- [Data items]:
⟨

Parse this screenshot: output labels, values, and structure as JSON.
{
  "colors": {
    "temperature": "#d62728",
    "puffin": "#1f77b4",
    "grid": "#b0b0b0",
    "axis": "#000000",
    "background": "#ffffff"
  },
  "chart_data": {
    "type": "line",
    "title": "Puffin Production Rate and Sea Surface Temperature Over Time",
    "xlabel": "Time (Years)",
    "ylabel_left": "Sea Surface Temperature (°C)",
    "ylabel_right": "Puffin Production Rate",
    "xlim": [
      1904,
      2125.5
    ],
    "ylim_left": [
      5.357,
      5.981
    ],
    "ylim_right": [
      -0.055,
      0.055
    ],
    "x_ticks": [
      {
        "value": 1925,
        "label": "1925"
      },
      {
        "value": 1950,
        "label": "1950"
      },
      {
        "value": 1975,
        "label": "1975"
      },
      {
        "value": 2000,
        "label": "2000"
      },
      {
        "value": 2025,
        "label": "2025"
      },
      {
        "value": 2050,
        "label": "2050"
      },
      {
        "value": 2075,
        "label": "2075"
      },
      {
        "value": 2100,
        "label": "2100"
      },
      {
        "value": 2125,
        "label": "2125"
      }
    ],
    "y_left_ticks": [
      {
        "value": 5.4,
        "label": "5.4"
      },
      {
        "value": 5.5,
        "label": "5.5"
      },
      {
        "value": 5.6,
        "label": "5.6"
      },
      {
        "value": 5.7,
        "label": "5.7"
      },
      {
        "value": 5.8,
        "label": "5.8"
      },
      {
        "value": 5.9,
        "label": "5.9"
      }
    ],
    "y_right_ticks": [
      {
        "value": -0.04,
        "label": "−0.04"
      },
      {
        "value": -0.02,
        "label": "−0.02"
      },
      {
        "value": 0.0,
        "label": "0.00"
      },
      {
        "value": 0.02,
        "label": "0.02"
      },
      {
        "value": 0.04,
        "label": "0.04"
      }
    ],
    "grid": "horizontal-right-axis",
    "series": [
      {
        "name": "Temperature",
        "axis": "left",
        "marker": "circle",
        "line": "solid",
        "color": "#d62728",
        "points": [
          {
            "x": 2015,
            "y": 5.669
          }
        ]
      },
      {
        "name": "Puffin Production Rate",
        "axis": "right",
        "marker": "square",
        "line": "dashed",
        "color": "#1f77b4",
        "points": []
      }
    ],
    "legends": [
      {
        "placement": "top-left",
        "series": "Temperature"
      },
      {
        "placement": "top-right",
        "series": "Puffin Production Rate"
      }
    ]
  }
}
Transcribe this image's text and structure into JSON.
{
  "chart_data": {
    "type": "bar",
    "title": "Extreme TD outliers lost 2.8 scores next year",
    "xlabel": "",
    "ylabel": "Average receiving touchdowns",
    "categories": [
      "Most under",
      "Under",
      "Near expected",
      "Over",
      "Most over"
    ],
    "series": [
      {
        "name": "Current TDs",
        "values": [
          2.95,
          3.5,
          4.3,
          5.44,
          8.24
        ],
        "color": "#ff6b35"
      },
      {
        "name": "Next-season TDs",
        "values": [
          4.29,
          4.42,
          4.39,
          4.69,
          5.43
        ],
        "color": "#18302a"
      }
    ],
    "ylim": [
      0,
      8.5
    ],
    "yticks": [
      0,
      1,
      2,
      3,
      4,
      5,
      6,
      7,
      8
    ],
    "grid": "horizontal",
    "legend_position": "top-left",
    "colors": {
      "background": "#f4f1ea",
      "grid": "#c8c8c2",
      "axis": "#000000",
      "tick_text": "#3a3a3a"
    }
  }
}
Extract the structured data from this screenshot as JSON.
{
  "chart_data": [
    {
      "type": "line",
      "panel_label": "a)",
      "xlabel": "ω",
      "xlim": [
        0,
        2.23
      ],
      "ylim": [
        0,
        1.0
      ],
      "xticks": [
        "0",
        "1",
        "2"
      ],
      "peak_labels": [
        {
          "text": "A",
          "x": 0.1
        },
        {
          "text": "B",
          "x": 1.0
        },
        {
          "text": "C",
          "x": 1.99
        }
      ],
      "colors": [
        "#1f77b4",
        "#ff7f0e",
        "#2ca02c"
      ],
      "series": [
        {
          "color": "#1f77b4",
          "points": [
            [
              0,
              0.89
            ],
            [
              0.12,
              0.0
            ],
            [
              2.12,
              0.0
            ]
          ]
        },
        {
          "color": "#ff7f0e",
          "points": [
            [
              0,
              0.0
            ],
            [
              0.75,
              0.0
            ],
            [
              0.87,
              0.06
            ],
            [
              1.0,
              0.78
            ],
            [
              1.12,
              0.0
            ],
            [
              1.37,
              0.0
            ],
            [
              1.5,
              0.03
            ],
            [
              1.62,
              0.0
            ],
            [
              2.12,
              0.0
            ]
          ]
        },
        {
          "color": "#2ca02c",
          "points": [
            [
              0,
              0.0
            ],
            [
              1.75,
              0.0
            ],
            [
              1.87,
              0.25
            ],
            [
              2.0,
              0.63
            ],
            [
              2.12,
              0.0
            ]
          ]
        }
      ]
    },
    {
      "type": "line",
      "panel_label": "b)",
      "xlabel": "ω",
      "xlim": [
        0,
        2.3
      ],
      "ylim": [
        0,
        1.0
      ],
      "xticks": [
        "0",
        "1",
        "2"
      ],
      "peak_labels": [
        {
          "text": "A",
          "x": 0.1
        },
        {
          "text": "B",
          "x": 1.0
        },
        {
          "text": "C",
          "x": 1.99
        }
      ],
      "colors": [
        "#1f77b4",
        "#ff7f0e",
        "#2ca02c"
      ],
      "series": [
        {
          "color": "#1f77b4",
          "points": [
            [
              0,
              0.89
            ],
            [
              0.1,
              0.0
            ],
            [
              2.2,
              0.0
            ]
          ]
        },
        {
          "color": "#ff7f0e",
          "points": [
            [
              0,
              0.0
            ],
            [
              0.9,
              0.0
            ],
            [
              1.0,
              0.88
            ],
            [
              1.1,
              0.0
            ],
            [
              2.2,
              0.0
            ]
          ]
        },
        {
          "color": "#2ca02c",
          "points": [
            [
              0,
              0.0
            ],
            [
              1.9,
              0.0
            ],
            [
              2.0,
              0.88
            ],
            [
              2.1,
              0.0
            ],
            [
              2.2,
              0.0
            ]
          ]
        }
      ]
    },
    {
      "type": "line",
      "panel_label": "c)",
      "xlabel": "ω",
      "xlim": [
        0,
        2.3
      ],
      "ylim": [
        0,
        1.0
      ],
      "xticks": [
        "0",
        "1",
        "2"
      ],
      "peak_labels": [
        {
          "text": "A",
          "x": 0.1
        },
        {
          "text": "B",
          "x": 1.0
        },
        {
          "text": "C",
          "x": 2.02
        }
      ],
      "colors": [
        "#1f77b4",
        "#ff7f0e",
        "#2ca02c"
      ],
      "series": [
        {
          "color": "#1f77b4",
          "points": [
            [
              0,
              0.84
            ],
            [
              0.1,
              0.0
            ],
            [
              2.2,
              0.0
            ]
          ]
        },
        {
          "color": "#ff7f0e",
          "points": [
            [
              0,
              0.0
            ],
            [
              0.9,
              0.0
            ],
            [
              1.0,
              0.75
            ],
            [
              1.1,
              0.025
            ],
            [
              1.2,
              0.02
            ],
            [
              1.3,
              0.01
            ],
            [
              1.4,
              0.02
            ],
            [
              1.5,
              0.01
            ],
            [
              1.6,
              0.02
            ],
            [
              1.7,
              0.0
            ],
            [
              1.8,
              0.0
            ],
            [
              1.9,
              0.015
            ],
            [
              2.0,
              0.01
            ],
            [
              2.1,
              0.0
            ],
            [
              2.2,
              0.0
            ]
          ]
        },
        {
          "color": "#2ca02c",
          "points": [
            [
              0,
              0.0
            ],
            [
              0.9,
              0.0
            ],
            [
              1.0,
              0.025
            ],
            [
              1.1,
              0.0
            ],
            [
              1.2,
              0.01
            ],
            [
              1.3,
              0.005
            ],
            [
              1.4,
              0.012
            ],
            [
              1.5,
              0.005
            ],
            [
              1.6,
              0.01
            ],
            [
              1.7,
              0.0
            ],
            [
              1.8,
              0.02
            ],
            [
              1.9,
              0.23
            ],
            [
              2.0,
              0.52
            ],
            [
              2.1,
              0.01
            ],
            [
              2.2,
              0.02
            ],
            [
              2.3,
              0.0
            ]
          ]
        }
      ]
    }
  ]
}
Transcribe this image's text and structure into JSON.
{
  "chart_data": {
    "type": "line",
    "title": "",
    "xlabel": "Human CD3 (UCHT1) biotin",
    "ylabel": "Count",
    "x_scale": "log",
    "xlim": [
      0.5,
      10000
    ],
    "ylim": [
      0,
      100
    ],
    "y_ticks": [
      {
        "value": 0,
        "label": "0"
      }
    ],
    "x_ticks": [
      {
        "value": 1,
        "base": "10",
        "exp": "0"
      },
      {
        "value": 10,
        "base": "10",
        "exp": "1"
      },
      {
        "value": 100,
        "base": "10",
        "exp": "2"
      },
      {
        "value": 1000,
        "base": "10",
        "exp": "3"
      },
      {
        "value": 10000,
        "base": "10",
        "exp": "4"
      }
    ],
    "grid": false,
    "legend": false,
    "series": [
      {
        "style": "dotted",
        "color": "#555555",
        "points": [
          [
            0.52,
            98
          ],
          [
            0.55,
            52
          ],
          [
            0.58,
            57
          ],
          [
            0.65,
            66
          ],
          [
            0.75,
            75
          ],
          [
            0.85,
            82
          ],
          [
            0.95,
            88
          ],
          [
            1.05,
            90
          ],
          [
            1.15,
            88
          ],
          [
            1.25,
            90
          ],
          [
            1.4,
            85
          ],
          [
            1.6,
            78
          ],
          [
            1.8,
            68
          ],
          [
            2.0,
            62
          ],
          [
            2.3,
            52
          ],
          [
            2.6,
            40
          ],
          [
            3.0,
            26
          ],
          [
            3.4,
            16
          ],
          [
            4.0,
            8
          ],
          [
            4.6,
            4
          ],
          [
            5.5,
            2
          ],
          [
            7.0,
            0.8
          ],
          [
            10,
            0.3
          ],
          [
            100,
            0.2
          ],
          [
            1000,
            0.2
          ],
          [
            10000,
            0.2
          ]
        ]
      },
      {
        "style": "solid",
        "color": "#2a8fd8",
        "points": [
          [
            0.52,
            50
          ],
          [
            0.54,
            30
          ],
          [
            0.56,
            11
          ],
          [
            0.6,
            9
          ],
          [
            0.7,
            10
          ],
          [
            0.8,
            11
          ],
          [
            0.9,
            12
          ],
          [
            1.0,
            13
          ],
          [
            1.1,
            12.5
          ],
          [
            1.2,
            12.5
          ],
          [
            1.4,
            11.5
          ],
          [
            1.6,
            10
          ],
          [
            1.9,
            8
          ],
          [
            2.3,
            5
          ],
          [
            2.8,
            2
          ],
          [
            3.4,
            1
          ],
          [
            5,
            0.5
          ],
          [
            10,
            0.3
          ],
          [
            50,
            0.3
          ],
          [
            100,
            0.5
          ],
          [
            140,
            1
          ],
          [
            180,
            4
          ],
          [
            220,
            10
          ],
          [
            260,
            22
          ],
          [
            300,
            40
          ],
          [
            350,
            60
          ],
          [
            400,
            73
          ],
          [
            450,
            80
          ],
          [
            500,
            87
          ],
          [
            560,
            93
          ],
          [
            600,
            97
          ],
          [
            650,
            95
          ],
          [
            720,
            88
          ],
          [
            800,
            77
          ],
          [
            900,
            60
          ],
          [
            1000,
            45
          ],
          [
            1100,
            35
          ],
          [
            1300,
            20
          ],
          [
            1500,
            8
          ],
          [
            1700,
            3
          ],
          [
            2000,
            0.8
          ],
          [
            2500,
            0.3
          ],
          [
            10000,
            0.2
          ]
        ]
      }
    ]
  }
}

⟩

- [Brief]: Among the records above, find each line holding the string "placement" and pull it out.

- [Correct answer]:
        "placement": "top-left",
        "placement": "top-right",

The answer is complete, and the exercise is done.